====== Task data ======

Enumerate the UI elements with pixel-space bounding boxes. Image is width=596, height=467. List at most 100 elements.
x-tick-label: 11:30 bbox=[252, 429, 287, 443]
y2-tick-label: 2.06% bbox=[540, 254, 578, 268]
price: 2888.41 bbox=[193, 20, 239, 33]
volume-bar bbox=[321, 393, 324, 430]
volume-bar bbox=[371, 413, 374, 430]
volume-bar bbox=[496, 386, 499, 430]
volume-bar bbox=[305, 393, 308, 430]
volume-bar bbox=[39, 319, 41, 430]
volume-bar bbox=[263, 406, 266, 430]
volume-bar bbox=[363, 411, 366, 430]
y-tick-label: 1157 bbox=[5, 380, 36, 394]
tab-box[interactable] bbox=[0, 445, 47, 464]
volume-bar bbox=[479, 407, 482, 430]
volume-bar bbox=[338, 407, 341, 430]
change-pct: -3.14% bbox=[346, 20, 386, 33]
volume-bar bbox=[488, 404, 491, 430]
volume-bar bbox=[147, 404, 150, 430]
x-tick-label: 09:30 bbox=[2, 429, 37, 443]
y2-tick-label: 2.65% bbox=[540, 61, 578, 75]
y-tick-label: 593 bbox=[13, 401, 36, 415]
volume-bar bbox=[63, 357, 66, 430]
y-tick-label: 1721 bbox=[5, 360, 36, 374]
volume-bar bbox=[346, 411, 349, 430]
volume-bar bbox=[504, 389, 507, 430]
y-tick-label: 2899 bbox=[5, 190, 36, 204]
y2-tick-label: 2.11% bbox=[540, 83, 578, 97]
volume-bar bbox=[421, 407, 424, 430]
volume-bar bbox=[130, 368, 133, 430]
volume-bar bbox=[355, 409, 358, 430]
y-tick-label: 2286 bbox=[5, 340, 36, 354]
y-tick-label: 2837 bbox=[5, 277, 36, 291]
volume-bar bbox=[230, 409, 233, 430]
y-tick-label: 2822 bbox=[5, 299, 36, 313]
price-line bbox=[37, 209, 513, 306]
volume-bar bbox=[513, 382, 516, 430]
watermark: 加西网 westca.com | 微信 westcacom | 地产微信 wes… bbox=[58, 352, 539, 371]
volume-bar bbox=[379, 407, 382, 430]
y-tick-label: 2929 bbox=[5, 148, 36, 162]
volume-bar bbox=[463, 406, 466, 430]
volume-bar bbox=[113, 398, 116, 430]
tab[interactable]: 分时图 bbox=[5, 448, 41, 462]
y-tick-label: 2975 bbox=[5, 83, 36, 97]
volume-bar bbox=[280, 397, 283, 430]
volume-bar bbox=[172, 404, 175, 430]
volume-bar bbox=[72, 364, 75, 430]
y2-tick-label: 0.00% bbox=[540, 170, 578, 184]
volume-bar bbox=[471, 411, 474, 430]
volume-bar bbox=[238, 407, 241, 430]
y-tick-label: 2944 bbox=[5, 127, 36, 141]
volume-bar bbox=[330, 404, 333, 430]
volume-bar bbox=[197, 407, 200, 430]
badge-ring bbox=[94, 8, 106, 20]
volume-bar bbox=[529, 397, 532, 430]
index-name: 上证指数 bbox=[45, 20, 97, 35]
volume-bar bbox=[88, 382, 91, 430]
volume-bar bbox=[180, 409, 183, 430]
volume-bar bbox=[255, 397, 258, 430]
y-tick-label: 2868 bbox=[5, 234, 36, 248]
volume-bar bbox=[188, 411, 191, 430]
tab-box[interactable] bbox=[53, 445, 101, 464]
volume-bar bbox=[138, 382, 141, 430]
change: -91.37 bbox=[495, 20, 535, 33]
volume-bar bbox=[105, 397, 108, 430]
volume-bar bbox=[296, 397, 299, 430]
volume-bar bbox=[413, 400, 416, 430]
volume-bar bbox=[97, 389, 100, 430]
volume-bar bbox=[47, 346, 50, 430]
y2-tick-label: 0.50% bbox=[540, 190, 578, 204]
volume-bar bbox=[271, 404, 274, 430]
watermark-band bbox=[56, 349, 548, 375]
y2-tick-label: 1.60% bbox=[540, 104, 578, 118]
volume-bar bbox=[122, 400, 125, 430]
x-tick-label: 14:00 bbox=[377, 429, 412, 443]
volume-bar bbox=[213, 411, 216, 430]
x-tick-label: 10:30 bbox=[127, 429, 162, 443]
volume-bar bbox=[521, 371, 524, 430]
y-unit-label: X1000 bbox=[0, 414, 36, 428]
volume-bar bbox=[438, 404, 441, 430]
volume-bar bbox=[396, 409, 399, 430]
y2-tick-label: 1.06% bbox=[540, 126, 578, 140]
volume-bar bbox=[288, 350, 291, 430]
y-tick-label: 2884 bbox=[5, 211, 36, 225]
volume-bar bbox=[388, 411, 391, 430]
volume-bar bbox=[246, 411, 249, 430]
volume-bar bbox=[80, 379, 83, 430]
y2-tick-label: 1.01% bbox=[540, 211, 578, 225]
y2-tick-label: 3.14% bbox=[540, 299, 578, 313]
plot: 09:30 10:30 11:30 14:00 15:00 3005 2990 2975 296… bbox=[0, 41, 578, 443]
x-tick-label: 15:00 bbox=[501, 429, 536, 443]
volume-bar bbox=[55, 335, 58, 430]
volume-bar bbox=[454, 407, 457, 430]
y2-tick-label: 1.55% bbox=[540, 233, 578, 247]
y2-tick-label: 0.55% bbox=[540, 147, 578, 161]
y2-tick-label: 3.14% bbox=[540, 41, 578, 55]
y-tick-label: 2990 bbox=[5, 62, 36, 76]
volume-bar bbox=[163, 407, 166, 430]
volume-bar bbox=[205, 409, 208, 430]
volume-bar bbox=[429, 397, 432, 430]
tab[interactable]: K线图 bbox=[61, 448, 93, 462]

======

Exercise brief –
Can you reproduce every line of the records above, word for word and in the same order?

Full response –
Enumerate the UI elements with pixel-space bounding boxes. Image is width=596, height=467. List at most 100 elements.
x-tick-label: 11:30 bbox=[252, 429, 287, 443]
y2-tick-label: 2.06% bbox=[540, 254, 578, 268]
price: 2888.41 bbox=[193, 20, 239, 33]
volume-bar bbox=[321, 393, 324, 430]
volume-bar bbox=[371, 413, 374, 430]
volume-bar bbox=[496, 386, 499, 430]
volume-bar bbox=[305, 393, 308, 430]
volume-bar bbox=[39, 319, 41, 430]
volume-bar bbox=[263, 406, 266, 430]
volume-bar bbox=[363, 411, 366, 430]
y-tick-label: 1157 bbox=[5, 380, 36, 394]
tab-box[interactable] bbox=[0, 445, 47, 464]
volume-bar bbox=[479, 407, 482, 430]
volume-bar bbox=[338, 407, 341, 430]
change-pct: -3.14% bbox=[346, 20, 386, 33]
volume-bar bbox=[488, 404, 491, 430]
volume-bar bbox=[147, 404, 150, 430]
x-tick-label: 09:30 bbox=[2, 429, 37, 443]
y2-tick-label: 2.65% bbox=[540, 61, 578, 75]
y-tick-label: 593 bbox=[13, 401, 36, 415]
volume-bar bbox=[63, 357, 66, 430]
y-tick-label: 1721 bbox=[5, 360, 36, 374]
volume-bar bbox=[346, 411, 349, 430]
volume-bar bbox=[504, 389, 507, 430]
y-tick-label: 2899 bbox=[5, 190, 36, 204]
y2-tick-label: 2.11% bbox=[540, 83, 578, 97]
volume-bar bbox=[421, 407, 424, 430]
volume-bar bbox=[130, 368, 133, 430]
volume-bar bbox=[355, 409, 358, 430]
y-tick-label: 2286 bbox=[5, 340, 36, 354]
y-tick-label: 2837 bbox=[5, 277, 36, 291]
volume-bar bbox=[230, 409, 233, 430]
y-tick-label: 2822 bbox=[5, 299, 36, 313]
price-line bbox=[37, 209, 513, 306]
volume-bar bbox=[513, 382, 516, 430]
watermark: 加西网 westca.com | 微信 westcacom | 地产微信 wes… bbox=[58, 352, 539, 371]
volume-bar bbox=[379, 407, 382, 430]
y-tick-label: 2929 bbox=[5, 148, 36, 162]
volume-bar bbox=[463, 406, 466, 430]
volume-bar bbox=[113, 398, 116, 430]
tab[interactable]: 分时图 bbox=[5, 448, 41, 462]
y-tick-label: 2975 bbox=[5, 83, 36, 97]
volume-bar bbox=[280, 397, 283, 430]
volume-bar bbox=[172, 404, 175, 430]
volume-bar bbox=[72, 364, 75, 430]
y2-tick-label: 0.00% bbox=[540, 170, 578, 184]
volume-bar bbox=[471, 411, 474, 430]
volume-bar bbox=[238, 407, 241, 430]
y-tick-label: 2944 bbox=[5, 127, 36, 141]
volume-bar bbox=[330, 404, 333, 430]
volume-bar bbox=[197, 407, 200, 430]
badge-ring bbox=[94, 8, 106, 20]
volume-bar bbox=[529, 397, 532, 430]
index-name: 上证指数 bbox=[45, 20, 97, 35]
volume-bar bbox=[88, 382, 91, 430]
volume-bar bbox=[180, 409, 183, 430]
volume-bar bbox=[255, 397, 258, 430]
y-tick-label: 2868 bbox=[5, 234, 36, 248]
volume-bar bbox=[188, 411, 191, 430]
tab-box[interactable] bbox=[53, 445, 101, 464]
volume-bar bbox=[138, 382, 141, 430]
change: -91.37 bbox=[495, 20, 535, 33]
volume-bar bbox=[105, 397, 108, 430]
volume-bar bbox=[296, 397, 299, 430]
volume-bar bbox=[413, 400, 416, 430]
volume-bar bbox=[97, 389, 100, 430]
volume-bar bbox=[47, 346, 50, 430]
y2-tick-label: 0.50% bbox=[540, 190, 578, 204]
volume-bar bbox=[271, 404, 274, 430]
watermark-band bbox=[56, 349, 548, 375]
y2-tick-label: 1.60% bbox=[540, 104, 578, 118]
volume-bar bbox=[122, 400, 125, 430]
x-tick-label: 14:00 bbox=[377, 429, 412, 443]
volume-bar bbox=[213, 411, 216, 430]
x-tick-label: 10:30 bbox=[127, 429, 162, 443]
volume-bar bbox=[521, 371, 524, 430]
y-unit-label: X1000 bbox=[0, 414, 36, 428]
volume-bar bbox=[438, 404, 441, 430]
volume-bar bbox=[396, 409, 399, 430]
y2-tick-label: 1.06% bbox=[540, 126, 578, 140]
volume-bar bbox=[288, 350, 291, 430]
y-tick-label: 2884 bbox=[5, 211, 36, 225]
volume-bar bbox=[388, 411, 391, 430]
volume-bar bbox=[246, 411, 249, 430]
volume-bar bbox=[80, 379, 83, 430]
y2-tick-label: 1.01% bbox=[540, 211, 578, 225]
y2-tick-label: 3.14% bbox=[540, 299, 578, 313]
plot: 09:30 10:30 11:30 14:00 15:00 3005 2990 2975 296… bbox=[0, 41, 578, 443]
x-tick-label: 15:00 bbox=[501, 429, 536, 443]
volume-bar bbox=[55, 335, 58, 430]
volume-bar bbox=[454, 407, 457, 430]
y2-tick-label: 1.55% bbox=[540, 233, 578, 247]
y2-tick-label: 0.55% bbox=[540, 147, 578, 161]
y2-tick-label: 3.14% bbox=[540, 41, 578, 55]
y-tick-label: 2990 bbox=[5, 62, 36, 76]
volume-bar bbox=[163, 407, 166, 430]
volume-bar bbox=[205, 409, 208, 430]
volume-bar bbox=[429, 397, 432, 430]
tab[interactable]: K线图 bbox=[61, 448, 93, 462]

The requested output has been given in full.